◆ FONTE
Il celeberrimo titolo di Puccini, che sarà in scena per 11 recite fino al 24 giugno con la direzione dell'orchestra affidata all'ungherese Henrik Nánási al debutto sul podio romano, abbandonerà la romantica Ville Lumière per approdare in un luogo a tratti oscuro, al di fuori dal tempo.

Una metropoli immaginaria e turbolenta, forse assimilabile a tutte le città contemporanee, resa vibrante e viva da un gruppo di giovani di belle speranze, fragili e precari, ma desiderosi di futuro e con il sogno rivoluzionario della felicità: «Ciò che per me è più importante nella Bohème è la forza della gioventù. Dopo 120 anni quest'opera parla ancora al pubblico, perché tutti siamo stati giovani, con la fame di vita, di futuro, di successo, di felicità immediata», spiega oggi Ollé, che con il lavoro pucciniano arriva alla sua quinta produzione all'Opera di Roma.

«La morte di Mimì è in fondo la metafora della fine della gioventù, è qualcosa che fa diventare adulti. Non ho voluto ambientare l'opera a Parigi o al centro di una città, ma nella periferia. In tutto il mondo le periferie sono simili, lì vive gente più povera, esattamente come sono i personaggi, che non hanno soldi. La Bohème mi affascina perché non ci sono eroi, ma situazioni quotidiane, è l'opera delle piccole cose, come diceva Puccini». «Credo che al pubblico giovane piacerà», prosegue il regista, «dalle luci, ai costumi alle scene, tutto avvicina la rappresentazione al giorno d'oggi».

◆ ELENCO DEI DATI
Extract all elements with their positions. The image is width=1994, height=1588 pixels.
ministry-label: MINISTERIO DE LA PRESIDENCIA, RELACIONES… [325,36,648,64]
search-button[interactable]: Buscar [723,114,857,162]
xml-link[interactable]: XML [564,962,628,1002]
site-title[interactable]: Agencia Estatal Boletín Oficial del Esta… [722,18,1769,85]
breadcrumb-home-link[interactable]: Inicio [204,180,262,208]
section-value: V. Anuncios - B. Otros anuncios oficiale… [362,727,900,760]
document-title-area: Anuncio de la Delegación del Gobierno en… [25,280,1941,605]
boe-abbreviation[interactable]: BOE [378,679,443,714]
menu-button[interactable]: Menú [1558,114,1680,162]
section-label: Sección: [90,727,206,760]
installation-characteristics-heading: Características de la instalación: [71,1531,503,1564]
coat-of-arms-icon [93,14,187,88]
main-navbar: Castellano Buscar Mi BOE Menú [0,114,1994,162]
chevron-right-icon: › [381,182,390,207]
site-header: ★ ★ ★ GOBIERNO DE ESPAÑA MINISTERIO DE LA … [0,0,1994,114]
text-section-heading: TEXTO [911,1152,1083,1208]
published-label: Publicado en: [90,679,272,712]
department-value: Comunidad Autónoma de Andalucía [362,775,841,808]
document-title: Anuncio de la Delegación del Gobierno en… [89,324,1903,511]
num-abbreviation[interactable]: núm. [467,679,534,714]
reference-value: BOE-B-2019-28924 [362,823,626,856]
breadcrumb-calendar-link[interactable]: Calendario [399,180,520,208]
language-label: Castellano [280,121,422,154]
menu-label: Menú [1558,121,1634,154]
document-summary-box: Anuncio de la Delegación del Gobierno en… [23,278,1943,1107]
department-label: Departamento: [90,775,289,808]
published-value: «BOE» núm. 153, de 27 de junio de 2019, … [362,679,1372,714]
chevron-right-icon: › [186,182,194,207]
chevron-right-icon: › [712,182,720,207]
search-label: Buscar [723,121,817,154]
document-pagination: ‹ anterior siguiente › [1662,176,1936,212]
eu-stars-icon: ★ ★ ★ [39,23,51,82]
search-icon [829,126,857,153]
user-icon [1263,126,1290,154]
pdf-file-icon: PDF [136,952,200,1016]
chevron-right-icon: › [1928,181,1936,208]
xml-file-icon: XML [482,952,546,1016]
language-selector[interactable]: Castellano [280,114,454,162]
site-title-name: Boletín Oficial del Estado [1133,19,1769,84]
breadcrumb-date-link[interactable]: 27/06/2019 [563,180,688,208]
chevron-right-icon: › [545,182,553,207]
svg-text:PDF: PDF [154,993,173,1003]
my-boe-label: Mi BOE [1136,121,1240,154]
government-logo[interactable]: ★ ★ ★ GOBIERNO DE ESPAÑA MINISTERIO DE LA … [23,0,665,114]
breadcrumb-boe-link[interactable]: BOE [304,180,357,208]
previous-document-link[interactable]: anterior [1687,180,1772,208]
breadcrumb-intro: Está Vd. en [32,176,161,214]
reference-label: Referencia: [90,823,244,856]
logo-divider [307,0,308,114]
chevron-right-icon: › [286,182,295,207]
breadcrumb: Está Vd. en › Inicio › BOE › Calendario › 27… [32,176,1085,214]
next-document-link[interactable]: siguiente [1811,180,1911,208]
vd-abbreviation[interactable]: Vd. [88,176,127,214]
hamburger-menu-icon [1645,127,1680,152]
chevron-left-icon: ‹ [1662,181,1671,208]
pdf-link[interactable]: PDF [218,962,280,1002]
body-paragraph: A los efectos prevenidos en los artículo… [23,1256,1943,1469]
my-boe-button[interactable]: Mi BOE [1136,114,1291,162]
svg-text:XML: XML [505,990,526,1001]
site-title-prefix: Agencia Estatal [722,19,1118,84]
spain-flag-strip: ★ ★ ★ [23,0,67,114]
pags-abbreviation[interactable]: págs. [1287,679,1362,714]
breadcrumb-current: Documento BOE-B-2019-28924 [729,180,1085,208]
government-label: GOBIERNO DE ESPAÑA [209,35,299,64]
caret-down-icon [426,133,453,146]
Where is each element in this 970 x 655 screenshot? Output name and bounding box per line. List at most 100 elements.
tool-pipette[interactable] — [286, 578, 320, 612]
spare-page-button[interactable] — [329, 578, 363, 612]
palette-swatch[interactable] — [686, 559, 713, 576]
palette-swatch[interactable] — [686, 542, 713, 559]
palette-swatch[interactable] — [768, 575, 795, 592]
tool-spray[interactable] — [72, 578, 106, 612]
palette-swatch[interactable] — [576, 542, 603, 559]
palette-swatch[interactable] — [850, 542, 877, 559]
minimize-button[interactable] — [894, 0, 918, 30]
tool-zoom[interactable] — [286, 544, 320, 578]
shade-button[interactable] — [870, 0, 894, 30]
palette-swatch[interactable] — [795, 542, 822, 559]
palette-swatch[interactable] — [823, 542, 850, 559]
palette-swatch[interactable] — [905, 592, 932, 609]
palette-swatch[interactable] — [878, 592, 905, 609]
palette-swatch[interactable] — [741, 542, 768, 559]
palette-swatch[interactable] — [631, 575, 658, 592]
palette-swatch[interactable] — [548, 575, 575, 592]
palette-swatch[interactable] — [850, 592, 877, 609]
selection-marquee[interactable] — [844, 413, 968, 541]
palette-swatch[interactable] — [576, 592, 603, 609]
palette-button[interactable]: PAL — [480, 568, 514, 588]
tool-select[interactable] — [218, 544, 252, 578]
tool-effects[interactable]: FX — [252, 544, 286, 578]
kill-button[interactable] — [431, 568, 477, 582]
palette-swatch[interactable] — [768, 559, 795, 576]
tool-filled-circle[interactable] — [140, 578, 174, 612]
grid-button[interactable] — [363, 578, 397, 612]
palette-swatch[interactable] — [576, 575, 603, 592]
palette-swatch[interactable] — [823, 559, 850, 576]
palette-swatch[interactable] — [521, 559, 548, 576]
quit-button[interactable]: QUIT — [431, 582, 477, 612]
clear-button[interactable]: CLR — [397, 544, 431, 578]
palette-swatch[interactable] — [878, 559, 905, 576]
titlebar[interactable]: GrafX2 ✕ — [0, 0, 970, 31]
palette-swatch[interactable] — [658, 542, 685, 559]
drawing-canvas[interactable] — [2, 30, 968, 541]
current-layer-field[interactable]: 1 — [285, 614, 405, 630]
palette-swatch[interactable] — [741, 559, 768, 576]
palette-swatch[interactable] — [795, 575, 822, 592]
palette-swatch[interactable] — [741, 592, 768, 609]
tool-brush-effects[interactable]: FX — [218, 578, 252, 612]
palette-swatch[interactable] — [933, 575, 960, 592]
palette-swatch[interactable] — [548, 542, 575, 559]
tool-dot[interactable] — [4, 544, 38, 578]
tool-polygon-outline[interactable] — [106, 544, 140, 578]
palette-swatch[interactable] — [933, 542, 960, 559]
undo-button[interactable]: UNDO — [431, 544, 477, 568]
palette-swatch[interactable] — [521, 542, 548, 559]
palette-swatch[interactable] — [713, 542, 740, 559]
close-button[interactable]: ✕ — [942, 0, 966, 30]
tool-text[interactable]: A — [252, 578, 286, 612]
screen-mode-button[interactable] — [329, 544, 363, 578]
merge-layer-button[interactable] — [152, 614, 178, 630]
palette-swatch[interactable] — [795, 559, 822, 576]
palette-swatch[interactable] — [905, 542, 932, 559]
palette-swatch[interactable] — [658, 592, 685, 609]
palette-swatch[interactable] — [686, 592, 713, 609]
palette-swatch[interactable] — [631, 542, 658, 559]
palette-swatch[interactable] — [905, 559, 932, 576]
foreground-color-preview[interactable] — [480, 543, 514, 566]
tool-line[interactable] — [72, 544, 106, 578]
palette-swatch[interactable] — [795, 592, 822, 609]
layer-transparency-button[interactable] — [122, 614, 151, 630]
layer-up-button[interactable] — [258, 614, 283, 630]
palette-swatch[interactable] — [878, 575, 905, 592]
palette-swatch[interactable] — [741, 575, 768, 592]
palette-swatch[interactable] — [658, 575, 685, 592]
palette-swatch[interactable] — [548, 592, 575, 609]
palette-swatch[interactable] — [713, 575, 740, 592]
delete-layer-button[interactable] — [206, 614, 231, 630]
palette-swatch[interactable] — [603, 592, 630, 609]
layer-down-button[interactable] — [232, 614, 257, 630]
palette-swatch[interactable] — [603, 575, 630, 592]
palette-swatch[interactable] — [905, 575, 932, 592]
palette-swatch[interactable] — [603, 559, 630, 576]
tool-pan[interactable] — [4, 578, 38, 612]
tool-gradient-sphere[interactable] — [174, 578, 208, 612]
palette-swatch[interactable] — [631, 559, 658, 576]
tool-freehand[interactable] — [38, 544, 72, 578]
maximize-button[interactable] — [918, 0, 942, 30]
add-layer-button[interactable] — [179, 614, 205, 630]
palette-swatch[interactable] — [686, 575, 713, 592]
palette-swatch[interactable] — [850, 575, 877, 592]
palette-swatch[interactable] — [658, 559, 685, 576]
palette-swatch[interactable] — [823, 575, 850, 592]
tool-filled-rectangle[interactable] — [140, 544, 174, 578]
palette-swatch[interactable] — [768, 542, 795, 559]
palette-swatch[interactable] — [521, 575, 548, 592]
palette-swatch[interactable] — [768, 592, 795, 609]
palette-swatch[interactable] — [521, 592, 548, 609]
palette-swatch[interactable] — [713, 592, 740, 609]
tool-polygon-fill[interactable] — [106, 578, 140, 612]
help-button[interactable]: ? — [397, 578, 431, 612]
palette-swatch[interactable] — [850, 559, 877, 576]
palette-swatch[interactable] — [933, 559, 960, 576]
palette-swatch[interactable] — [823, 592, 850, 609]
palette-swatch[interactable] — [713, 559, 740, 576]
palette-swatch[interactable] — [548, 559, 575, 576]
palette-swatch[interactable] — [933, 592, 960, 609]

◆ COMPITI DA SVOLGERE
1. Secondo il testo sulla Bohème, fino a quale data resterà in scena l'opera?
2. Aggiorna il testo sulla Bohème: riscrivi tutto da "Una metropoli immaginaria" fino a "all'Opera di Roma.", mettendo "megalopoli" al posto di "metropoli".

◆ RISPOSTE PER COMPITO
1. Fino al 24 giugno.

2.
Una megalopoli immaginaria e turbolenta, forse assimilabile a tutte le città contemporanee, resa vibrante e viva da un gruppo di giovani di belle speranze, fragili e precari, ma desiderosi di futuro e con il sogno rivoluzionario della felicità: «Ciò che per me è più importante nella Bohème è la forza della gioventù. Dopo 120 anni quest'opera parla ancora al pubblico, perché tutti siamo stati giovani, con la fame di vita, di futuro, di successo, di felicità immediata», spiega oggi Ollé, che con il lavoro pucciniano arriva alla sua quinta produzione all'Opera di Roma.